▶ [WHAT THE EXERCISE ASKS]
Where a line contains the string "colors", copy that line.

--- begin AVAILABLE DATA ---

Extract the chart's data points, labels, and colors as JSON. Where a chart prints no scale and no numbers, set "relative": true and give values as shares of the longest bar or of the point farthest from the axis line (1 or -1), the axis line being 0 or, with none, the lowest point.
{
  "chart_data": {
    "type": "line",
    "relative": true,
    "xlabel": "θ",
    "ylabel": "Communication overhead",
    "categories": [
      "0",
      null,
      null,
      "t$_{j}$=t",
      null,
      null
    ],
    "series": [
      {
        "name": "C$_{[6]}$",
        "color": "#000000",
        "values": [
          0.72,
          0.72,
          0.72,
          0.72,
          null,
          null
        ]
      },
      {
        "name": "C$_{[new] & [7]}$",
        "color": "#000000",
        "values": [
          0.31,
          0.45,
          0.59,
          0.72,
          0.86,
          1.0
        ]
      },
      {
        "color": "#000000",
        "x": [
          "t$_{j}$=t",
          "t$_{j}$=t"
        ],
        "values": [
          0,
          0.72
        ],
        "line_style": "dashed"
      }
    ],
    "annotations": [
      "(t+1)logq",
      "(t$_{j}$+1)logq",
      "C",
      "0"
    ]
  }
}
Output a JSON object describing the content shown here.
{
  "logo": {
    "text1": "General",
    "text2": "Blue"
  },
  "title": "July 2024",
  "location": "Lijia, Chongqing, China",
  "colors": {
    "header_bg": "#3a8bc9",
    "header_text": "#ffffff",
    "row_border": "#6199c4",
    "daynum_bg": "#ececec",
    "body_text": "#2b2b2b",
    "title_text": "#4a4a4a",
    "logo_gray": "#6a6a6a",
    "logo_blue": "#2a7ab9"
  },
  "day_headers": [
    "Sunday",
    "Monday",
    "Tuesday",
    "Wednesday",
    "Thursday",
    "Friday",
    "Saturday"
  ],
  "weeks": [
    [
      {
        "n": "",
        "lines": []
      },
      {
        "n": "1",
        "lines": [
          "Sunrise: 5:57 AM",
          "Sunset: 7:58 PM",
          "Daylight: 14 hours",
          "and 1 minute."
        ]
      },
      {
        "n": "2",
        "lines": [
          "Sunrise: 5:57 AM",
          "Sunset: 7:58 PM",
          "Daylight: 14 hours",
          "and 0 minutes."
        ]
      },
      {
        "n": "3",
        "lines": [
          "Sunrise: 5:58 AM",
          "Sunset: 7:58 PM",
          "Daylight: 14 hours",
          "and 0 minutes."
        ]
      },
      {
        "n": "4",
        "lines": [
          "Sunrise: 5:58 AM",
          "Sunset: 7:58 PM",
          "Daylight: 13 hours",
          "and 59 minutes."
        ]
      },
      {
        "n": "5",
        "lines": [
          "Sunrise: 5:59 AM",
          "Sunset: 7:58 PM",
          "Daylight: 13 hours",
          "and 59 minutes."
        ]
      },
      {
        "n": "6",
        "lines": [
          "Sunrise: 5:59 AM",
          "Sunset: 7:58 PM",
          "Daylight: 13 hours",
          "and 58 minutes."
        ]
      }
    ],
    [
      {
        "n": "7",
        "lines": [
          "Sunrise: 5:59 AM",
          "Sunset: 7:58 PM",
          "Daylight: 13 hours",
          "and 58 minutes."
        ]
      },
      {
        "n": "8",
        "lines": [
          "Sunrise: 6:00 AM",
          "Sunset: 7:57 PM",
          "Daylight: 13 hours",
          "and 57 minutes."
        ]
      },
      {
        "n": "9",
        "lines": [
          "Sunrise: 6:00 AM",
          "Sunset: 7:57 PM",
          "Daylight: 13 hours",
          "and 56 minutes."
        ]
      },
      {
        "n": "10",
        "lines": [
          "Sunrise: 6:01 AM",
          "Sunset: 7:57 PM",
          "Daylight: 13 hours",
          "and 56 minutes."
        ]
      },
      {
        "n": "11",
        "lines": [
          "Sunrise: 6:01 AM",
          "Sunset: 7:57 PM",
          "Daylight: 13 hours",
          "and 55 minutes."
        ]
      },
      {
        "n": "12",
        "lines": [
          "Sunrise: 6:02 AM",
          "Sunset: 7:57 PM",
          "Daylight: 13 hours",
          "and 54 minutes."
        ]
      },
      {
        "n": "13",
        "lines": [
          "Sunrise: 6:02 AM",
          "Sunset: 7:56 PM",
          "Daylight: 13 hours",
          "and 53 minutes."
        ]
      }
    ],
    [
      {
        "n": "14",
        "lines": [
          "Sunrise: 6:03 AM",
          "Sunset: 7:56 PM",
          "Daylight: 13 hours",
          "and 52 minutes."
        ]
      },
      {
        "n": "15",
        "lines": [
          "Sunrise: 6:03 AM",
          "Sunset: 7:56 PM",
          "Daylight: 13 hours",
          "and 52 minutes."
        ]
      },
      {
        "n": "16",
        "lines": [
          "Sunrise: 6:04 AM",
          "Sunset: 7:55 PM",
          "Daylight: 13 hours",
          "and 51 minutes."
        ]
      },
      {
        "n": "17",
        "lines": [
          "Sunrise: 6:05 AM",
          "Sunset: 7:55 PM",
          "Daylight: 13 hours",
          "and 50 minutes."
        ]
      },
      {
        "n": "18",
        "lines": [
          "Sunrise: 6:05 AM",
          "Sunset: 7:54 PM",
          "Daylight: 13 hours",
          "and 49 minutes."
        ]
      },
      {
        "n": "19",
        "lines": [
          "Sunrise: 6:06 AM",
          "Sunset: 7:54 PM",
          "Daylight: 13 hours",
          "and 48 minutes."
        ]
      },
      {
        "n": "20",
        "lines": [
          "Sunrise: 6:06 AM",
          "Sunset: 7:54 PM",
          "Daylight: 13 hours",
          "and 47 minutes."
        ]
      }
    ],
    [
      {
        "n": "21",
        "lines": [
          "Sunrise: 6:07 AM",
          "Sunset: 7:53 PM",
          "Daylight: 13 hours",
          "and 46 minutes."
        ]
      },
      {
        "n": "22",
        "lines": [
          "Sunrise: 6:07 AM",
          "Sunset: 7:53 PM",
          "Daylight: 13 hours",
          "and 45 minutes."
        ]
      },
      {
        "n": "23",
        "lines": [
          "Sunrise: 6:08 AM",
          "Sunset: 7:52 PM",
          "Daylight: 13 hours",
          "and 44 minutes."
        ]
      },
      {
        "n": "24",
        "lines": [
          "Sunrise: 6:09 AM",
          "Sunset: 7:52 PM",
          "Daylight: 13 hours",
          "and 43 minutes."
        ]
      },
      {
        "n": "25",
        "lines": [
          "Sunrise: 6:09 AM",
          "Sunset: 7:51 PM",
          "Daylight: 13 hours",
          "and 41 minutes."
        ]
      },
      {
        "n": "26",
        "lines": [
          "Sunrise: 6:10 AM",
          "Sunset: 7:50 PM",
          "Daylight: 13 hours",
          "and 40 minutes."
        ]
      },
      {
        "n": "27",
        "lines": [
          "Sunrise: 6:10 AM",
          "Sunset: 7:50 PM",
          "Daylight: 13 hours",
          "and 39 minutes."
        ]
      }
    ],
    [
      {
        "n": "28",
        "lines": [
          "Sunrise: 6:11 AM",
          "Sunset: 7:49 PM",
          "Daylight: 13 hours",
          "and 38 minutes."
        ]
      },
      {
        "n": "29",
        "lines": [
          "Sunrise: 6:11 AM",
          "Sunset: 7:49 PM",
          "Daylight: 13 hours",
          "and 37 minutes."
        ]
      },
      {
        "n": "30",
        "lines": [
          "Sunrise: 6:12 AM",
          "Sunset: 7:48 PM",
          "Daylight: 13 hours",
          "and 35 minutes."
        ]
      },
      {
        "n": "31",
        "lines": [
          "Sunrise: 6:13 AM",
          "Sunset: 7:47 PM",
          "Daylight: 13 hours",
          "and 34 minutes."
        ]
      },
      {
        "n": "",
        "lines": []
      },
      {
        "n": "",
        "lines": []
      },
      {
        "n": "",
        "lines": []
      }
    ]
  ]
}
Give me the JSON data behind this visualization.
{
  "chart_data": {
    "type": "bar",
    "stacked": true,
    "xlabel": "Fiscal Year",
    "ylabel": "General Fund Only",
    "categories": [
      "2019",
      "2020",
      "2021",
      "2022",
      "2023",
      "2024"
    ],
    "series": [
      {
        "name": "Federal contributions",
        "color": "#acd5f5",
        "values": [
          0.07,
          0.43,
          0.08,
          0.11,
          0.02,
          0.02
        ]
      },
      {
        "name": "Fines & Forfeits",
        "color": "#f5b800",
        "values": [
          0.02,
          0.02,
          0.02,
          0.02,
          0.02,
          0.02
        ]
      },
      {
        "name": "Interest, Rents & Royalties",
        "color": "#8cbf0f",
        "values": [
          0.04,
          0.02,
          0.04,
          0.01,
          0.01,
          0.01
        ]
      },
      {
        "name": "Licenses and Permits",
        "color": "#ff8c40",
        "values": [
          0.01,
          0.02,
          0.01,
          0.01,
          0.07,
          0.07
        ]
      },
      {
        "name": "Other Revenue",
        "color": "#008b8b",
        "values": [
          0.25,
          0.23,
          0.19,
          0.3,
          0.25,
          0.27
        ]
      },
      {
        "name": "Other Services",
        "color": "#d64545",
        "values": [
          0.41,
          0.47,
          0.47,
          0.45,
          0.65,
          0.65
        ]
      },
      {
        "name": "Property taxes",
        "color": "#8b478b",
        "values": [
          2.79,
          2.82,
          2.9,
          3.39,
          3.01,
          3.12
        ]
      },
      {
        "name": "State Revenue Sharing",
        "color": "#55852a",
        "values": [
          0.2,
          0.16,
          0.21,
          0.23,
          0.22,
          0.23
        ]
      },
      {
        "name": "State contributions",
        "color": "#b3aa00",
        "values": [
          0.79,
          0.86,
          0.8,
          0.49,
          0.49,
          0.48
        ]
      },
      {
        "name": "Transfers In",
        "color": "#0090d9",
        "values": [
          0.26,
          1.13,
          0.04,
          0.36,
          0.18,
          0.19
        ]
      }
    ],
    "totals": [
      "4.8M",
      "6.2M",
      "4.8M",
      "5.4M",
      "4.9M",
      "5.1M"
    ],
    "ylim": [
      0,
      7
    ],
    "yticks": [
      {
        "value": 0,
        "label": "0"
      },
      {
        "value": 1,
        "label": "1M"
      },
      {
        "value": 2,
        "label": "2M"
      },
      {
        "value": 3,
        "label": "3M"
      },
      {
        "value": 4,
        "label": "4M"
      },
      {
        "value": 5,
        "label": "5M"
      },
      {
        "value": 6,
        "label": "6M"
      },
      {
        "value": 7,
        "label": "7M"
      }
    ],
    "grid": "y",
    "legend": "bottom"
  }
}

--- end AVAILABLE DATA ---

▶ [WRITTEN ANSWER]
Extract the chart's data points, labels, and colors as JSON. Where a chart prints no scale and no numbers, set "relative": true and give values as shares of the longest bar or of the point farthest from the axis line (1 or -1), the axis line being 0 or, with none, the lowest point.
  "colors": {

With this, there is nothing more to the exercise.